Write out all lines holding the word "mateix".

# Start of EXTRACTED INFORMATION

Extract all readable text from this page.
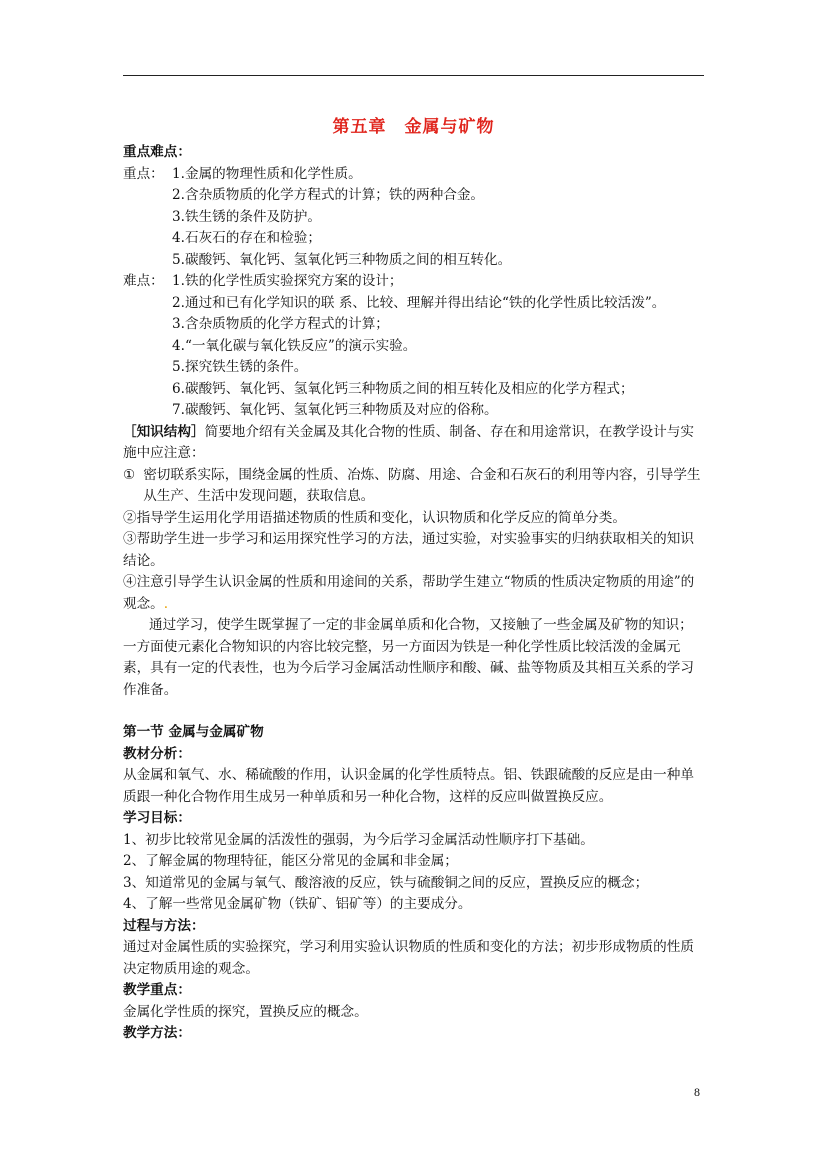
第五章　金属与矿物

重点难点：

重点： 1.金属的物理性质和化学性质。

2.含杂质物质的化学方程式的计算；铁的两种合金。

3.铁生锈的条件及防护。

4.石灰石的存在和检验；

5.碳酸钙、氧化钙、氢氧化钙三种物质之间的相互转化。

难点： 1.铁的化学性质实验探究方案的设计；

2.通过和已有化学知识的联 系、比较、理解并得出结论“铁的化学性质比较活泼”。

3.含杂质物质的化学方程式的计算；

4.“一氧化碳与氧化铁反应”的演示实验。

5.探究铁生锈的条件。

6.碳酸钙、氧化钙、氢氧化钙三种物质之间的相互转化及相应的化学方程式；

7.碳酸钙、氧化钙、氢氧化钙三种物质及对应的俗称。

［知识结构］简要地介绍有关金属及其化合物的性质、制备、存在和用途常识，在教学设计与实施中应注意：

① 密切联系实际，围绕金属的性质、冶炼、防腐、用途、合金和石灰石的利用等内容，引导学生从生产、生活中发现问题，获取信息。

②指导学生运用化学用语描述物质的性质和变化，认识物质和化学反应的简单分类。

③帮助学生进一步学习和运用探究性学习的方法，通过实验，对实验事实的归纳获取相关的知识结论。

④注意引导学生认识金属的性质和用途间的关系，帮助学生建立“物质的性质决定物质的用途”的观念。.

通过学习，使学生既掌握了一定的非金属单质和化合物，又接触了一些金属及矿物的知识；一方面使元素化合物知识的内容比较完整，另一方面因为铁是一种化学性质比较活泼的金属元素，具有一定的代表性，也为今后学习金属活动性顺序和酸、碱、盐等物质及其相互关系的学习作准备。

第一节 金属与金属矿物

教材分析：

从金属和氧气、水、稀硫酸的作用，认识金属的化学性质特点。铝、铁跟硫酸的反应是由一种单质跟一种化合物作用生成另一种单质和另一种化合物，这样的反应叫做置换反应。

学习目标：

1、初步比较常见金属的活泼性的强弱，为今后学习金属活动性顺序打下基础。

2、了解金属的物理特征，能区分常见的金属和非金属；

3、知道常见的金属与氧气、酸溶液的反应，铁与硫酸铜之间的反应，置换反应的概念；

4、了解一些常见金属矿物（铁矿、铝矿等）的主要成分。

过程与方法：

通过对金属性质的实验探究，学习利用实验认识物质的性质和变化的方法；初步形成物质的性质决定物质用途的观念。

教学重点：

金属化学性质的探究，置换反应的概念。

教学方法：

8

# End of EXTRACTED INFORMATION
# Start of EXTRACTED INFORMATION

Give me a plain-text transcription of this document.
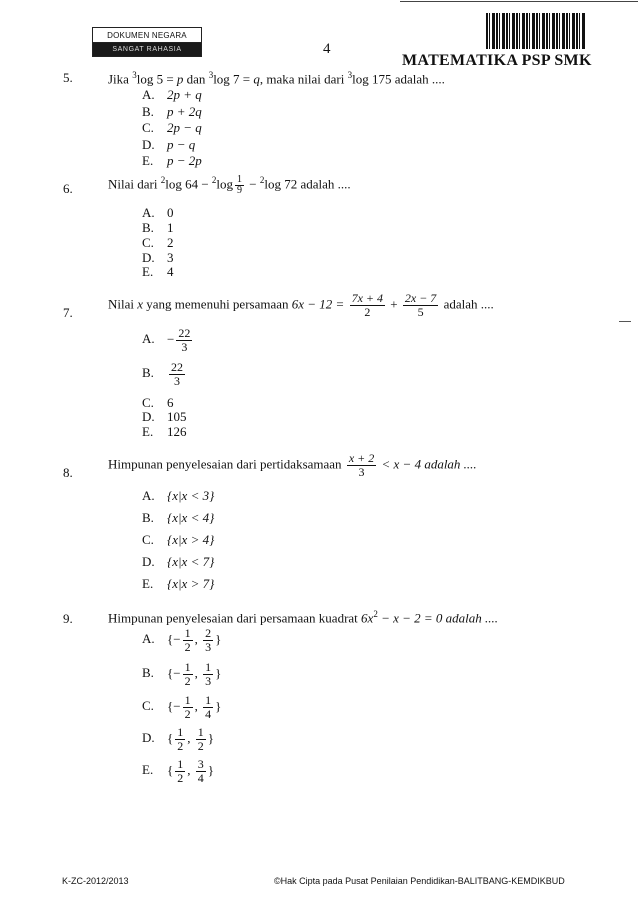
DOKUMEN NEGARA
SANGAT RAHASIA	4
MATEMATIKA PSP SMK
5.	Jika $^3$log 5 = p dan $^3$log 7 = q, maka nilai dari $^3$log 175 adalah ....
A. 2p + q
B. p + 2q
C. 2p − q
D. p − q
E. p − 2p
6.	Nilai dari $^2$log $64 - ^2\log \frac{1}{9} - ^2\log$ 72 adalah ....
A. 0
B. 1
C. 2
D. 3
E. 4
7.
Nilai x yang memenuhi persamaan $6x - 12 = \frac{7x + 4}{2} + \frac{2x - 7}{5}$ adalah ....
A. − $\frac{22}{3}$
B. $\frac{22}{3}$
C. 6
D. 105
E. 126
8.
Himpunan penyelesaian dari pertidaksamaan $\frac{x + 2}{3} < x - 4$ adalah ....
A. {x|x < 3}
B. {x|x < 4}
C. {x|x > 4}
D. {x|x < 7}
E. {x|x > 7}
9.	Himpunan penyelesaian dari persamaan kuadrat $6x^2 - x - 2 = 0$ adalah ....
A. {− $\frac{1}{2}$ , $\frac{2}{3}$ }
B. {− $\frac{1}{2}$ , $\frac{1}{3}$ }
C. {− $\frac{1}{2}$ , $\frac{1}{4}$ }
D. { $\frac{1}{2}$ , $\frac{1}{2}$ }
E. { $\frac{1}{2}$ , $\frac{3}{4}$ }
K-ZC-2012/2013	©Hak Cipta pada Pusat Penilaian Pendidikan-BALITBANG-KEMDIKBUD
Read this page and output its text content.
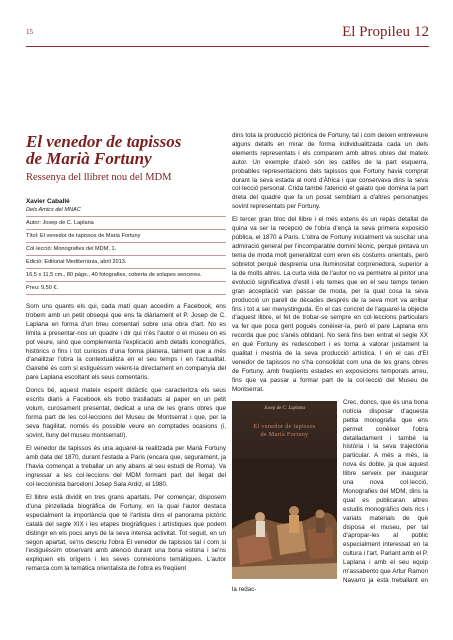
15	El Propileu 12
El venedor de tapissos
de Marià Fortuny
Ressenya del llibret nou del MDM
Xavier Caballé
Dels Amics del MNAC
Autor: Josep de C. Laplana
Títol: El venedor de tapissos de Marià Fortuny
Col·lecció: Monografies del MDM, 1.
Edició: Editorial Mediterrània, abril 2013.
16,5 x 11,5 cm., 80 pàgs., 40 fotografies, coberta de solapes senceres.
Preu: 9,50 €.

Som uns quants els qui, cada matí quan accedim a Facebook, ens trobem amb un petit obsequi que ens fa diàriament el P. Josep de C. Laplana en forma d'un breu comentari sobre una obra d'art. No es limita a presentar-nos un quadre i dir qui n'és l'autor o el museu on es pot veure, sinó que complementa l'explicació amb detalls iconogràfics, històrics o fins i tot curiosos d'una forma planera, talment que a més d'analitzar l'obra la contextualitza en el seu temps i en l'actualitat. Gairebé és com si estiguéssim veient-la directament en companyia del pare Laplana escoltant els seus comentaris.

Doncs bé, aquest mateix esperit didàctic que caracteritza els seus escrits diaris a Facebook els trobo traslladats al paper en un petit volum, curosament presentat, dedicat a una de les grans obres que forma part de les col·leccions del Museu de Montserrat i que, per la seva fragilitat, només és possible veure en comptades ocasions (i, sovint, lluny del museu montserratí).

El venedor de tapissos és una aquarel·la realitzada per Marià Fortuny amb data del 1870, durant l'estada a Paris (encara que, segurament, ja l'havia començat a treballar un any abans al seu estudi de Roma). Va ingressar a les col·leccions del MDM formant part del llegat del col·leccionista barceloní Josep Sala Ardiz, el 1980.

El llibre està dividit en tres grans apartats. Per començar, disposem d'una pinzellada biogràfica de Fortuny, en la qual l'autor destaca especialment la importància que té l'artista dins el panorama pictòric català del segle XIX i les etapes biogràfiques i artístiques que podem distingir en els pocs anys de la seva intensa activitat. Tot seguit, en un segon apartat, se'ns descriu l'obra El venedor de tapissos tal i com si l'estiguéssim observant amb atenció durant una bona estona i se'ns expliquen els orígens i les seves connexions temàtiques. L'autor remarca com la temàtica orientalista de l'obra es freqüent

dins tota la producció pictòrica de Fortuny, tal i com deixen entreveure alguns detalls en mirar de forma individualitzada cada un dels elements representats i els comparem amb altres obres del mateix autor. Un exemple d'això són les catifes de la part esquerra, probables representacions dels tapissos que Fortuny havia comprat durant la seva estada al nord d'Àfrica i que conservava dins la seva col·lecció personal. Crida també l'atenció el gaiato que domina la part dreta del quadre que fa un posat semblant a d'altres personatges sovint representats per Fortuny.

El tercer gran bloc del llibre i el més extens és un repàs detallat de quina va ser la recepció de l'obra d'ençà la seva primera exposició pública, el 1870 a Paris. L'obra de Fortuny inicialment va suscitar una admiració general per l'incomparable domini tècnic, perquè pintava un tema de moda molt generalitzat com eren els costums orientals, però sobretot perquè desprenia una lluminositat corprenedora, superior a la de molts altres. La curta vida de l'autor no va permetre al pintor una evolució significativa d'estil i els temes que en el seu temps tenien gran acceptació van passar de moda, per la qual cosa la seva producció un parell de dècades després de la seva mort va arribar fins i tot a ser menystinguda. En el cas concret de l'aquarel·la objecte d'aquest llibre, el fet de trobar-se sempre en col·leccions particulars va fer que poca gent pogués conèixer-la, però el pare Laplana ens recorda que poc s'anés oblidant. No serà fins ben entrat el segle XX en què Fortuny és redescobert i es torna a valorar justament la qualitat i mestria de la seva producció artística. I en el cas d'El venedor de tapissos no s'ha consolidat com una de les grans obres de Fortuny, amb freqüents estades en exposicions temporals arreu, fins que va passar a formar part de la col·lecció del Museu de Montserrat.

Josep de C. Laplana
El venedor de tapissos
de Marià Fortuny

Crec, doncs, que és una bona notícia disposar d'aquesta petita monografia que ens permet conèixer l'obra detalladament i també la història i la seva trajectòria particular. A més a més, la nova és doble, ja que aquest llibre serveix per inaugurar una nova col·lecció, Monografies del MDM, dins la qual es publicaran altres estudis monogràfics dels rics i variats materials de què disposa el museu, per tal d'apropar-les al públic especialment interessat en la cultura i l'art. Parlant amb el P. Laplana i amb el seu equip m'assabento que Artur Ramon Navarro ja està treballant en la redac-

# End of EXTRACTED INFORMATION

**REPLY TO THE TASK**
Doncs bé, aquest mateix esperit didàctic que caracteritza els seus escrits diaris a Facebook els trobo traslladats al paper en un petit volum, curosament presentat, dedicat a una de les grans obres que forma part de les col·leccions del Museu de Montserrat i que, per la seva fragilitat, només és possible veure en comptades ocasions (i, sovint, lluny del museu montserratí).
dins tota la producció pictòrica de Fortuny, tal i com deixen entreveure alguns detalls en mirar de forma individualitzada cada un dels elements representats i els comparem amb altres obres del mateix autor. Un exemple d'això són les catifes de la part esquerra, probables representacions dels tapissos que Fortuny havia comprat durant la seva estada al nord d'Àfrica i que conservava dins la seva col·lecció personal. Crida també l'atenció el gaiato que domina la part dreta del quadre que fa un posat semblant a d'altres personatges sovint representats per Fortuny.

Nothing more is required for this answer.